## What is expected:
Every entry that follows needs to be repeated exactly.

Stored data entries:
•••

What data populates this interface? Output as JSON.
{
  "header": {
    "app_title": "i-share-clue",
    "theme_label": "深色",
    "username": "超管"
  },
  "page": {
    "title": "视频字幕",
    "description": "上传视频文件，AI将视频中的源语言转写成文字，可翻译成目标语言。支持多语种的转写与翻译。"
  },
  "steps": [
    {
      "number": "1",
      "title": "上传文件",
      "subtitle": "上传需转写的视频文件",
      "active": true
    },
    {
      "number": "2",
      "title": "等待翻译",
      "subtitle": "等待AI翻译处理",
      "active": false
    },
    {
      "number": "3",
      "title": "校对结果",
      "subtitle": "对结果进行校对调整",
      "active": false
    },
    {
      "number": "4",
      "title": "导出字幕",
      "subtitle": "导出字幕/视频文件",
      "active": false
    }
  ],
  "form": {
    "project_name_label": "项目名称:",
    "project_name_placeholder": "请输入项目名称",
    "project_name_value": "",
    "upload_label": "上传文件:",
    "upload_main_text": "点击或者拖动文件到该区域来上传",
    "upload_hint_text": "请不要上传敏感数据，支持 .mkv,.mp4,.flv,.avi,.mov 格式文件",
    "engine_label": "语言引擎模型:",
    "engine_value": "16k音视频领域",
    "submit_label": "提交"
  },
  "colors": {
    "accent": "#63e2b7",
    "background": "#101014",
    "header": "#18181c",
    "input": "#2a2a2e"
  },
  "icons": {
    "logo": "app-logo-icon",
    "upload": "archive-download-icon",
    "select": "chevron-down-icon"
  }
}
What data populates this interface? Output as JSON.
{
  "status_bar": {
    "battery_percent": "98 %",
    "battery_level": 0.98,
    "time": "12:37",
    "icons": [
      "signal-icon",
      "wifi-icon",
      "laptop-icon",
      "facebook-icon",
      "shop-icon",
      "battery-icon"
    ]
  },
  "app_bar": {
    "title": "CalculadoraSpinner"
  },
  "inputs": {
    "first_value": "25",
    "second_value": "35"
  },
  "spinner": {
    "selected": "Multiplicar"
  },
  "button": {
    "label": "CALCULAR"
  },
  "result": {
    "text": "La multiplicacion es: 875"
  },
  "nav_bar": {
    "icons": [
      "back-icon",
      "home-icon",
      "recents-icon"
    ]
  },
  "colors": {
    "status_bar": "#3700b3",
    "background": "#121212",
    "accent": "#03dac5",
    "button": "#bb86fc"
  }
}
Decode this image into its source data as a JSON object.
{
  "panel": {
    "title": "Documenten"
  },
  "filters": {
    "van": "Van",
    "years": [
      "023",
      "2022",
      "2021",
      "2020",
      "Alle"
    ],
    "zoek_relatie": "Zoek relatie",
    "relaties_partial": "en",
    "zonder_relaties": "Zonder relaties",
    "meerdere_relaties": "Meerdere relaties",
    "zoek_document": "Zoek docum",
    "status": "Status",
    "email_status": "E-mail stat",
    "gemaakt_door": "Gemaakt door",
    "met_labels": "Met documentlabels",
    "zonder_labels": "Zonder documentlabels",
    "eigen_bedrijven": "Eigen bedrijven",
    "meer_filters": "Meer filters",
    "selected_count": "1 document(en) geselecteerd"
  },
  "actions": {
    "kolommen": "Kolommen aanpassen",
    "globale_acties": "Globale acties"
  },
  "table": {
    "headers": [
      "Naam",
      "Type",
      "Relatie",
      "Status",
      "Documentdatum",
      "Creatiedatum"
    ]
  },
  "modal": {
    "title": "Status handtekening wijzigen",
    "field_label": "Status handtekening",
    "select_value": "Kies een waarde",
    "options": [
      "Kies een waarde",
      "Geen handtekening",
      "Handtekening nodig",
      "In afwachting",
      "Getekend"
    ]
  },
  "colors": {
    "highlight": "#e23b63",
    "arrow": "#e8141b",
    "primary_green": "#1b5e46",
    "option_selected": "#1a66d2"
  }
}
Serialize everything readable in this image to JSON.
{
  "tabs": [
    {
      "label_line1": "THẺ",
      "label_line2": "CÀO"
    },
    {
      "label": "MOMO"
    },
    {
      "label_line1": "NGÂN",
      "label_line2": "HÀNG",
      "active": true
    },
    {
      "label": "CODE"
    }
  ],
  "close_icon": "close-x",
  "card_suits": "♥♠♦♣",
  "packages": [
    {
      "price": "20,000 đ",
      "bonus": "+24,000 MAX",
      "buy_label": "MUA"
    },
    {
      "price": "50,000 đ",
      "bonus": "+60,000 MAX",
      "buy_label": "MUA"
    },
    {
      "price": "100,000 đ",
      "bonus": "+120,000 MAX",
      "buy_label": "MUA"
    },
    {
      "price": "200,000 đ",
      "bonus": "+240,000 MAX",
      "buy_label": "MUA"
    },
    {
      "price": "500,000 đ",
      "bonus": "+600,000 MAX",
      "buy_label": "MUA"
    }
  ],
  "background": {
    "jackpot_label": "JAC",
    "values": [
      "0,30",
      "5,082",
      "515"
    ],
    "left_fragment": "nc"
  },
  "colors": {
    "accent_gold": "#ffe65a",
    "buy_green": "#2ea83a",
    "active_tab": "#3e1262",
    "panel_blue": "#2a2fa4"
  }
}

•••

## Exercise answer:
What data populates this interface? Output as JSON.
{
  "header": {
    "app_title": "i-share-clue",
    "theme_label": "深色",
    "username": "超管"
  },
  "page": {
    "title": "视频字幕",
    "description": "上传视频文件，AI将视频中的源语言转写成文字，可翻译成目标语言。支持多语种的转写与翻译。"
  },
  "steps": [
    {
      "number": "1",
      "title": "上传文件",
      "subtitle": "上传需转写的视频文件",
      "active": true
    },
    {
      "number": "2",
      "title": "等待翻译",
      "subtitle": "等待AI翻译处理",
      "active": false
    },
    {
      "number": "3",
      "title": "校对结果",
      "subtitle": "对结果进行校对调整",
      "active": false
    },
    {
      "number": "4",
      "title": "导出字幕",
      "subtitle": "导出字幕/视频文件",
      "active": false
    }
  ],
  "form": {
    "project_name_label": "项目名称:",
    "project_name_placeholder": "请输入项目名称",
    "project_name_value": "",
    "upload_label": "上传文件:",
    "upload_main_text": "点击或者拖动文件到该区域来上传",
    "upload_hint_text": "请不要上传敏感数据，支持 .mkv,.mp4,.flv,.avi,.mov 格式文件",
    "engine_label": "语言引擎模型:",
    "engine_value": "16k音视频领域",
    "submit_label": "提交"
  },
  "colors": {
    "accent": "#63e2b7",
    "background": "#101014",
    "header": "#18181c",
    "input": "#2a2a2e"
  },
  "icons": {
    "logo": "app-logo-icon",
    "upload": "archive-download-icon",
    "select": "chevron-down-icon"
  }
}
What data populates this interface? Output as JSON.
{
  "status_bar": {
    "battery_percent": "98 %",
    "battery_level": 0.98,
    "time": "12:37",
    "icons": [
      "signal-icon",
      "wifi-icon",
      "laptop-icon",
      "facebook-icon",
      "shop-icon",
      "battery-icon"
    ]
  },
  "app_bar": {
    "title": "CalculadoraSpinner"
  },
  "inputs": {
    "first_value": "25",
    "second_value": "35"
  },
  "spinner": {
    "selected": "Multiplicar"
  },
  "button": {
    "label": "CALCULAR"
  },
  "result": {
    "text": "La multiplicacion es: 875"
  },
  "nav_bar": {
    "icons": [
      "back-icon",
      "home-icon",
      "recents-icon"
    ]
  },
  "colors": {
    "status_bar": "#3700b3",
    "background": "#121212",
    "accent": "#03dac5",
    "button": "#bb86fc"
  }
}
Decode this image into its source data as a JSON object.
{
  "panel": {
    "title": "Documenten"
  },
  "filters": {
    "van": "Van",
    "years": [
      "023",
      "2022",
      "2021",
      "2020",
      "Alle"
    ],
    "zoek_relatie": "Zoek relatie",
    "relaties_partial": "en",
    "zonder_relaties": "Zonder relaties",
    "meerdere_relaties": "Meerdere relaties",
    "zoek_document": "Zoek docum",
    "status": "Status",
    "email_status": "E-mail stat",
    "gemaakt_door": "Gemaakt door",
    "met_labels": "Met documentlabels",
    "zonder_labels": "Zonder documentlabels",
    "eigen_bedrijven": "Eigen bedrijven",
    "meer_filters": "Meer filters",
    "selected_count": "1 document(en) geselecteerd"
  },
  "actions": {
    "kolommen": "Kolommen aanpassen",
    "globale_acties": "Globale acties"
  },
  "table": {
    "headers": [
      "Naam",
      "Type",
      "Relatie",
      "Status",
      "Documentdatum",
      "Creatiedatum"
    ]
  },
  "modal": {
    "title": "Status handtekening wijzigen",
    "field_label": "Status handtekening",
    "select_value": "Kies een waarde",
    "options": [
      "Kies een waarde",
      "Geen handtekening",
      "Handtekening nodig",
      "In afwachting",
      "Getekend"
    ]
  },
  "colors": {
    "highlight": "#e23b63",
    "arrow": "#e8141b",
    "primary_green": "#1b5e46",
    "option_selected": "#1a66d2"
  }
}
Serialize everything readable in this image to JSON.
{
  "tabs": [
    {
      "label_line1": "THẺ",
      "label_line2": "CÀO"
    },
    {
      "label": "MOMO"
    },
    {
      "label_line1": "NGÂN",
      "label_line2": "HÀNG",
      "active": true
    },
    {
      "label": "CODE"
    }
  ],
  "close_icon": "close-x",
  "card_suits": "♥♠♦♣",
  "packages": [
    {
      "price": "20,000 đ",
      "bonus": "+24,000 MAX",
      "buy_label": "MUA"
    },
    {
      "price": "50,000 đ",
      "bonus": "+60,000 MAX",
      "buy_label": "MUA"
    },
    {
      "price": "100,000 đ",
      "bonus": "+120,000 MAX",
      "buy_label": "MUA"
    },
    {
      "price": "200,000 đ",
      "bonus": "+240,000 MAX",
      "buy_label": "MUA"
    },
    {
      "price": "500,000 đ",
      "bonus": "+600,000 MAX",
      "buy_label": "MUA"
    }
  ],
  "background": {
    "jackpot_label": "JAC",
    "values": [
      "0,30",
      "5,082",
      "515"
    ],
    "left_fragment": "nc"
  },
  "colors": {
    "accent_gold": "#ffe65a",
    "buy_green": "#2ea83a",
    "active_tab": "#3e1262",
    "panel_blue": "#2a2fa4"
  }
}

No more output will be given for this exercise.